## INFORMATION GIVEN

# # # # #

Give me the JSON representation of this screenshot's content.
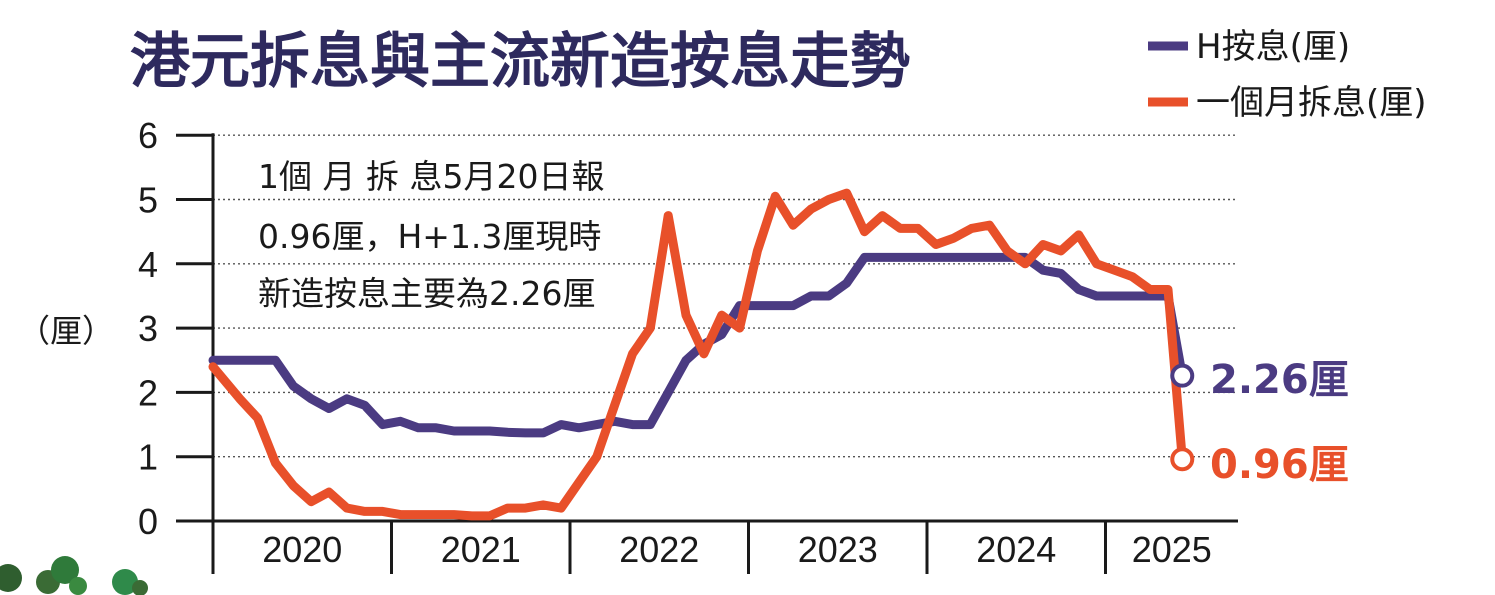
{
  "chart_data": {
    "type": "line",
    "title": "港元拆息與主流新造按息走勢",
    "ylabel": "（厘）",
    "ylim": [
      0,
      6
    ],
    "yticks": [
      "0",
      "1",
      "2",
      "3",
      "4",
      "5",
      "6"
    ],
    "x_categories": [
      "2020",
      "2021",
      "2022",
      "2023",
      "2024",
      "2025"
    ],
    "grid": true,
    "legend_position": "top-right",
    "annotation": [
      "1個 月 拆 息5月20日報",
      "0.96厘，H+1.3厘現時",
      "新造按息主要為2.26厘"
    ],
    "colors": {
      "h_rate": "#4b3b82",
      "hibor": "#e8502a"
    },
    "series": [
      {
        "name": "H按息(厘)",
        "end_label": "2.26厘",
        "x": [
          2019.85,
          2020.0,
          2020.1,
          2020.2,
          2020.3,
          2020.4,
          2020.5,
          2020.6,
          2020.7,
          2020.8,
          2020.9,
          2021.0,
          2021.1,
          2021.2,
          2021.3,
          2021.4,
          2021.5,
          2021.6,
          2021.7,
          2021.8,
          2021.9,
          2022.0,
          2022.1,
          2022.2,
          2022.3,
          2022.4,
          2022.5,
          2022.6,
          2022.7,
          2022.8,
          2022.9,
          2023.0,
          2023.1,
          2023.2,
          2023.3,
          2023.4,
          2023.5,
          2023.6,
          2023.7,
          2023.8,
          2023.9,
          2024.0,
          2024.1,
          2024.2,
          2024.3,
          2024.4,
          2024.5,
          2024.6,
          2024.7,
          2024.8,
          2024.9,
          2025.0,
          2025.1,
          2025.2,
          2025.28
        ],
        "values": [
          2.5,
          2.5,
          2.5,
          2.5,
          2.1,
          1.9,
          1.75,
          1.9,
          1.8,
          1.5,
          1.55,
          1.45,
          1.45,
          1.4,
          1.4,
          1.4,
          1.38,
          1.37,
          1.37,
          1.5,
          1.45,
          1.5,
          1.55,
          1.5,
          1.5,
          2.0,
          2.5,
          2.75,
          2.9,
          3.35,
          3.35,
          3.35,
          3.35,
          3.5,
          3.5,
          3.7,
          4.1,
          4.1,
          4.1,
          4.1,
          4.1,
          4.1,
          4.1,
          4.1,
          4.1,
          4.1,
          3.9,
          3.85,
          3.6,
          3.5,
          3.5,
          3.5,
          3.5,
          3.5,
          2.26
        ]
      },
      {
        "name": "一個月拆息(厘)",
        "end_label": "0.96厘",
        "x": [
          2019.85,
          2020.0,
          2020.1,
          2020.2,
          2020.3,
          2020.4,
          2020.5,
          2020.6,
          2020.7,
          2020.8,
          2020.9,
          2021.0,
          2021.1,
          2021.2,
          2021.3,
          2021.4,
          2021.5,
          2021.6,
          2021.7,
          2021.8,
          2021.9,
          2022.0,
          2022.1,
          2022.2,
          2022.3,
          2022.4,
          2022.5,
          2022.6,
          2022.7,
          2022.8,
          2022.9,
          2023.0,
          2023.1,
          2023.2,
          2023.3,
          2023.4,
          2023.5,
          2023.6,
          2023.7,
          2023.8,
          2023.9,
          2024.0,
          2024.1,
          2024.2,
          2024.3,
          2024.4,
          2024.5,
          2024.6,
          2024.7,
          2024.8,
          2024.9,
          2025.0,
          2025.1,
          2025.2,
          2025.28
        ],
        "values": [
          2.4,
          1.9,
          1.6,
          0.9,
          0.55,
          0.3,
          0.45,
          0.2,
          0.15,
          0.15,
          0.1,
          0.1,
          0.1,
          0.1,
          0.08,
          0.08,
          0.2,
          0.2,
          0.25,
          0.2,
          0.6,
          1.0,
          1.8,
          2.6,
          3.0,
          4.75,
          3.2,
          2.6,
          3.2,
          3.0,
          4.2,
          5.05,
          4.6,
          4.85,
          5.0,
          5.1,
          4.5,
          4.75,
          4.55,
          4.55,
          4.3,
          4.4,
          4.55,
          4.6,
          4.2,
          4.0,
          4.3,
          4.2,
          4.45,
          4.0,
          3.9,
          3.8,
          3.6,
          3.6,
          0.96
        ]
      }
    ]
  }
}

# # # # #

## STATED PROBLEM
Repeat all of the entries word for word, but omit the pictures.

## FINAL RESULT
Give me the JSON representation of this screenshot's content.
{
  "chart_data": {
    "type": "line",
    "title": "港元拆息與主流新造按息走勢",
    "ylabel": "（厘）",
    "ylim": [
      0,
      6
    ],
    "yticks": [
      "0",
      "1",
      "2",
      "3",
      "4",
      "5",
      "6"
    ],
    "x_categories": [
      "2020",
      "2021",
      "2022",
      "2023",
      "2024",
      "2025"
    ],
    "grid": true,
    "legend_position": "top-right",
    "annotation": [
      "1個 月 拆 息5月20日報",
      "0.96厘，H+1.3厘現時",
      "新造按息主要為2.26厘"
    ],
    "colors": {
      "h_rate": "#4b3b82",
      "hibor": "#e8502a"
    },
    "series": [
      {
        "name": "H按息(厘)",
        "end_label": "2.26厘",
        "x": [
          2019.85,
          2020.0,
          2020.1,
          2020.2,
          2020.3,
          2020.4,
          2020.5,
          2020.6,
          2020.7,
          2020.8,
          2020.9,
          2021.0,
          2021.1,
          2021.2,
          2021.3,
          2021.4,
          2021.5,
          2021.6,
          2021.7,
          2021.8,
          2021.9,
          2022.0,
          2022.1,
          2022.2,
          2022.3,
          2022.4,
          2022.5,
          2022.6,
          2022.7,
          2022.8,
          2022.9,
          2023.0,
          2023.1,
          2023.2,
          2023.3,
          2023.4,
          2023.5,
          2023.6,
          2023.7,
          2023.8,
          2023.9,
          2024.0,
          2024.1,
          2024.2,
          2024.3,
          2024.4,
          2024.5,
          2024.6,
          2024.7,
          2024.8,
          2024.9,
          2025.0,
          2025.1,
          2025.2,
          2025.28
        ],
        "values": [
          2.5,
          2.5,
          2.5,
          2.5,
          2.1,
          1.9,
          1.75,
          1.9,
          1.8,
          1.5,
          1.55,
          1.45,
          1.45,
          1.4,
          1.4,
          1.4,
          1.38,
          1.37,
          1.37,
          1.5,
          1.45,
          1.5,
          1.55,
          1.5,
          1.5,
          2.0,
          2.5,
          2.75,
          2.9,
          3.35,
          3.35,
          3.35,
          3.35,
          3.5,
          3.5,
          3.7,
          4.1,
          4.1,
          4.1,
          4.1,
          4.1,
          4.1,
          4.1,
          4.1,
          4.1,
          4.1,
          3.9,
          3.85,
          3.6,
          3.5,
          3.5,
          3.5,
          3.5,
          3.5,
          2.26
        ]
      },
      {
        "name": "一個月拆息(厘)",
        "end_label": "0.96厘",
        "x": [
          2019.85,
          2020.0,
          2020.1,
          2020.2,
          2020.3,
          2020.4,
          2020.5,
          2020.6,
          2020.7,
          2020.8,
          2020.9,
          2021.0,
          2021.1,
          2021.2,
          2021.3,
          2021.4,
          2021.5,
          2021.6,
          2021.7,
          2021.8,
          2021.9,
          2022.0,
          2022.1,
          2022.2,
          2022.3,
          2022.4,
          2022.5,
          2022.6,
          2022.7,
          2022.8,
          2022.9,
          2023.0,
          2023.1,
          2023.2,
          2023.3,
          2023.4,
          2023.5,
          2023.6,
          2023.7,
          2023.8,
          2023.9,
          2024.0,
          2024.1,
          2024.2,
          2024.3,
          2024.4,
          2024.5,
          2024.6,
          2024.7,
          2024.8,
          2024.9,
          2025.0,
          2025.1,
          2025.2,
          2025.28
        ],
        "values": [
          2.4,
          1.9,
          1.6,
          0.9,
          0.55,
          0.3,
          0.45,
          0.2,
          0.15,
          0.15,
          0.1,
          0.1,
          0.1,
          0.1,
          0.08,
          0.08,
          0.2,
          0.2,
          0.25,
          0.2,
          0.6,
          1.0,
          1.8,
          2.6,
          3.0,
          4.75,
          3.2,
          2.6,
          3.2,
          3.0,
          4.2,
          5.05,
          4.6,
          4.85,
          5.0,
          5.1,
          4.5,
          4.75,
          4.55,
          4.55,
          4.3,
          4.4,
          4.55,
          4.6,
          4.2,
          4.0,
          4.3,
          4.2,
          4.45,
          4.0,
          3.9,
          3.8,
          3.6,
          3.6,
          0.96
        ]
      }
    ]
  }
}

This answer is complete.